*WRITTEN EXERCISE:* Reproduce exactly the lines from the one containing "What's the underlying" through the last line of the records below, both included. Leave out any pictures.

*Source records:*
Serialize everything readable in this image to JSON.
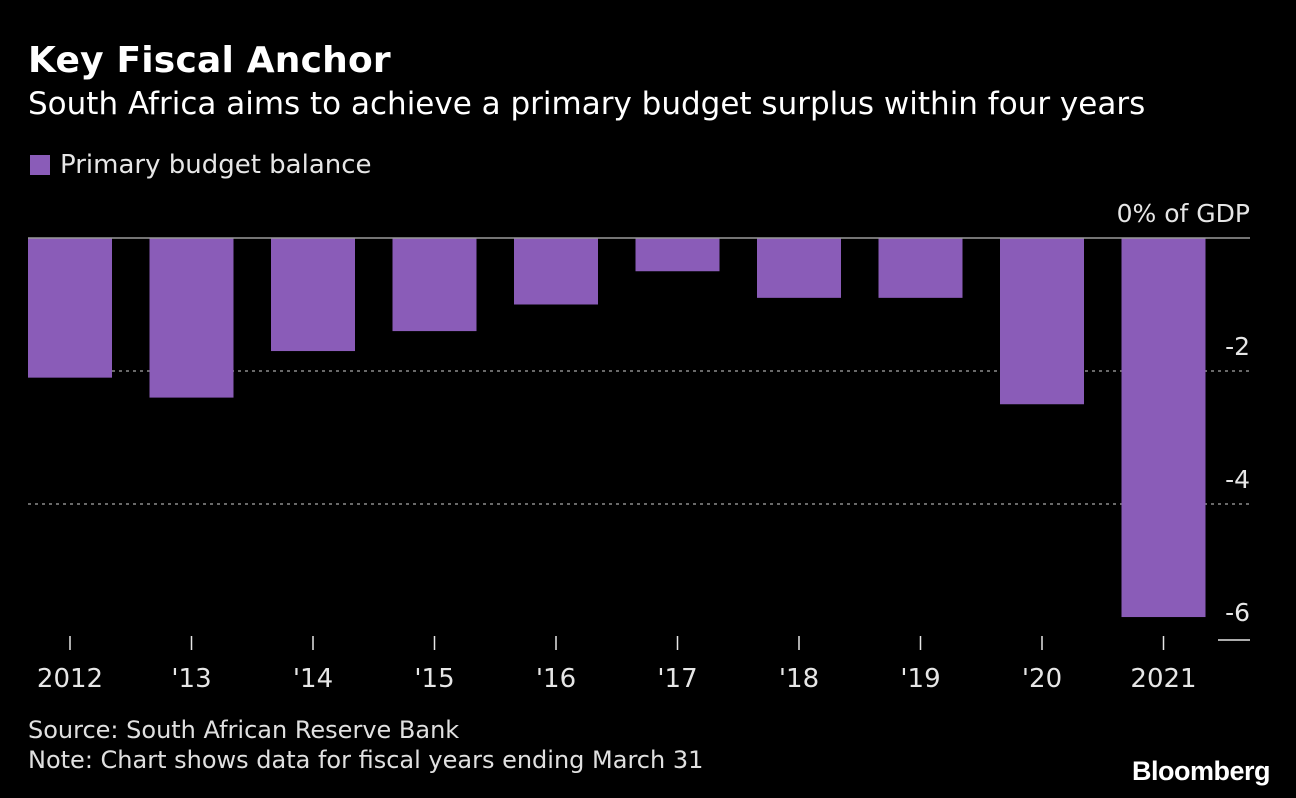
{
  "header": {
    "title": "Key Fiscal Anchor",
    "subtitle": "South Africa aims to achieve a primary budget surplus within four years"
  },
  "legend": {
    "label": "Primary budget balance"
  },
  "colors": {
    "bar": "#8a5cb8",
    "background": "#000000",
    "grid": "#8c8c8c",
    "text": "#e6e6e6"
  },
  "chart_data": {
    "type": "bar",
    "categories": [
      "2012",
      "'13",
      "'14",
      "'15",
      "'16",
      "'17",
      "'18",
      "'19",
      "'20",
      "2021"
    ],
    "series": [
      {
        "name": "Primary budget balance",
        "values": [
          -2.1,
          -2.4,
          -1.7,
          -1.4,
          -1.0,
          -0.5,
          -0.9,
          -0.9,
          -2.5,
          -5.7
        ]
      }
    ],
    "ylim": [
      -6,
      0
    ],
    "yticks": [
      0,
      -2,
      -4,
      -6
    ],
    "ytick_labels": [
      "0% of GDP",
      "-2",
      "-4",
      "-6"
    ],
    "grid": true,
    "legend_position": "top-left"
  },
  "footer": {
    "source": "Source: South African Reserve Bank",
    "note": "Note: Chart shows data for fiscal years ending March 31",
    "brand": "Bloomberg"
  }
}
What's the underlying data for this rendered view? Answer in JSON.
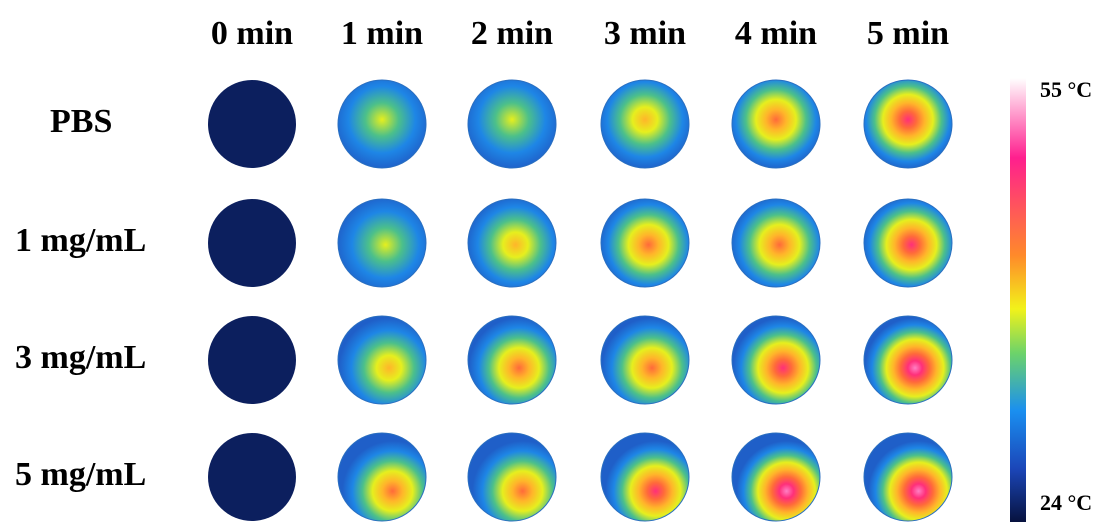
{
  "columns": [
    "0 min",
    "1 min",
    "2 min",
    "3 min",
    "4 min",
    "5 min"
  ],
  "rows": [
    "PBS",
    "1 mg/mL",
    "3 mg/mL",
    "5 mg/mL"
  ],
  "colorbar": {
    "max": "55 °C",
    "min": "24 °C"
  }
}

*SOLUTION:*
What's the underlying data for this rendered view? Answer in JSON.
{
  "columns": [
    "0 min",
    "1 min",
    "2 min",
    "3 min",
    "4 min",
    "5 min"
  ],
  "rows": [
    "PBS",
    "1 mg/mL",
    "3 mg/mL",
    "5 mg/mL"
  ],
  "colorbar": {
    "max": "55 °C",
    "min": "24 °C"
  }
}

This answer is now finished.